Task description » Every entry that follows should be repeated exactly; drop the images.

Supplied entries »
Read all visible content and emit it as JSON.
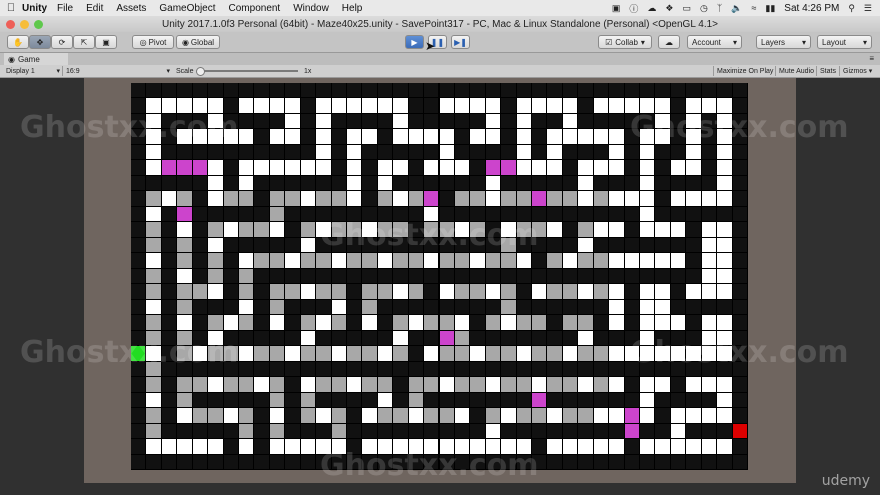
{
  "menubar": {
    "app_name": "Unity",
    "items": [
      "File",
      "Edit",
      "Assets",
      "GameObject",
      "Component",
      "Window",
      "Help"
    ],
    "clock": "Sat 4:26 PM"
  },
  "window": {
    "title": "Unity 2017.1.0f3 Personal (64bit) - Maze40x25.unity - SavePoint317 - PC, Mac & Linux Standalone (Personal) <OpenGL 4.1>"
  },
  "toolbar": {
    "pivot_label": "Pivot",
    "global_label": "Global",
    "collab_label": "Collab",
    "account_label": "Account",
    "layers_label": "Layers",
    "layout_label": "Layout"
  },
  "game_tab": {
    "label": "Game"
  },
  "game_bar": {
    "display": "Display 1",
    "aspect": "16:9",
    "scale_label": "Scale",
    "scale_value": "1x",
    "maximize": "Maximize On Play",
    "mute": "Mute Audio",
    "stats": "Stats",
    "gizmos": "Gizmos"
  },
  "watermark": "Ghostxx.com",
  "brand": "udemy",
  "colors": {
    "wall": "#111111",
    "open": "#ffffff",
    "path": "#a8a8a8",
    "visited": "#cc44cc",
    "start": "#22dd22",
    "end": "#dd0000"
  },
  "maze_rows": [
    "0000000000000000000000000000000000000000",
    "0111110111101111110011110111101111101110",
    "0100010000101000010000010100100000101010",
    "0101111101101011011110110101111101101010",
    "0100000000001010000010000101000101001010",
    "0111110111111010110111011111011101011010",
    "0000010100000010100000010000010001000010",
    "0111011101111110111101111111111111011110",
    "0101000001000000000100000000000001000000",
    "0101011111011111110111101111011101110110",
    "0101010000010000000000001000010000000110",
    "0101010111111111111111111101111111110110",
    "0101010100000000000000000000000000000110",
    "0101110101111101111011111011111101101110",
    "0101000101000101000000001000000101100000",
    "0101011101011101011111011110110101110110",
    "0101010000010000010001000000010001000110",
    "0101111111111111110111111111111111111110",
    "0100000000000000000000000000000000000000",
    "0101111111011111101111111111111101101110",
    "0101000001010000101000000000000001000010",
    "0101111101011101111111011111111111011110",
    "0100000101000100000000010000000000010000",
    "0111110101111101111111111101111101111110",
    "0000000000000000000000000000000000000000"
  ],
  "maze_highlights": {
    "start": [
      17,
      0
    ],
    "end": [
      22,
      39
    ],
    "visited": [
      [
        5,
        2
      ],
      [
        5,
        3
      ],
      [
        5,
        4
      ],
      [
        5,
        23
      ],
      [
        5,
        24
      ],
      [
        7,
        19
      ],
      [
        7,
        26
      ],
      [
        8,
        3
      ],
      [
        16,
        20
      ],
      [
        20,
        26
      ],
      [
        21,
        32
      ],
      [
        22,
        32
      ]
    ]
  }
}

Task output »
Read all visible content and emit it as JSON.
{
  "menubar": {
    "app_name": "Unity",
    "items": [
      "File",
      "Edit",
      "Assets",
      "GameObject",
      "Component",
      "Window",
      "Help"
    ],
    "clock": "Sat 4:26 PM"
  },
  "window": {
    "title": "Unity 2017.1.0f3 Personal (64bit) - Maze40x25.unity - SavePoint317 - PC, Mac & Linux Standalone (Personal) <OpenGL 4.1>"
  },
  "toolbar": {
    "pivot_label": "Pivot",
    "global_label": "Global",
    "collab_label": "Collab",
    "account_label": "Account",
    "layers_label": "Layers",
    "layout_label": "Layout"
  },
  "game_tab": {
    "label": "Game"
  },
  "game_bar": {
    "display": "Display 1",
    "aspect": "16:9",
    "scale_label": "Scale",
    "scale_value": "1x",
    "maximize": "Maximize On Play",
    "mute": "Mute Audio",
    "stats": "Stats",
    "gizmos": "Gizmos"
  },
  "watermark": "Ghostxx.com",
  "brand": "udemy",
  "colors": {
    "wall": "#111111",
    "open": "#ffffff",
    "path": "#a8a8a8",
    "visited": "#cc44cc",
    "start": "#22dd22",
    "end": "#dd0000"
  },
  "maze_rows": [
    "0000000000000000000000000000000000000000",
    "0111110111101111110011110111101111101110",
    "0100010000101000010000010100100000101010",
    "0101111101101011011110110101111101101010",
    "0100000000001010000010000101000101001010",
    "0111110111111010110111011111011101011010",
    "0000010100000010100000010000010001000010",
    "0111011101111110111101111111111111011110",
    "0101000001000000000100000000000001000000",
    "0101011111011111110111101111011101110110",
    "0101010000010000000000001000010000000110",
    "0101010111111111111111111101111111110110",
    "0101010100000000000000000000000000000110",
    "0101110101111101111011111011111101101110",
    "0101000101000101000000001000000101100000",
    "0101011101011101011111011110110101110110",
    "0101010000010000010001000000010001000110",
    "0101111111111111110111111111111111111110",
    "0100000000000000000000000000000000000000",
    "0101111111011111101111111111111101101110",
    "0101000001010000101000000000000001000010",
    "0101111101011101111111011111111111011110",
    "0100000101000100000000010000000000010000",
    "0111110101111101111111111101111101111110",
    "0000000000000000000000000000000000000000"
  ],
  "maze_highlights": {
    "start": [
      17,
      0
    ],
    "end": [
      22,
      39
    ],
    "visited": [
      [
        5,
        2
      ],
      [
        5,
        3
      ],
      [
        5,
        4
      ],
      [
        5,
        23
      ],
      [
        5,
        24
      ],
      [
        7,
        19
      ],
      [
        7,
        26
      ],
      [
        8,
        3
      ],
      [
        16,
        20
      ],
      [
        20,
        26
      ],
      [
        21,
        32
      ],
      [
        22,
        32
      ]
    ]
  }
}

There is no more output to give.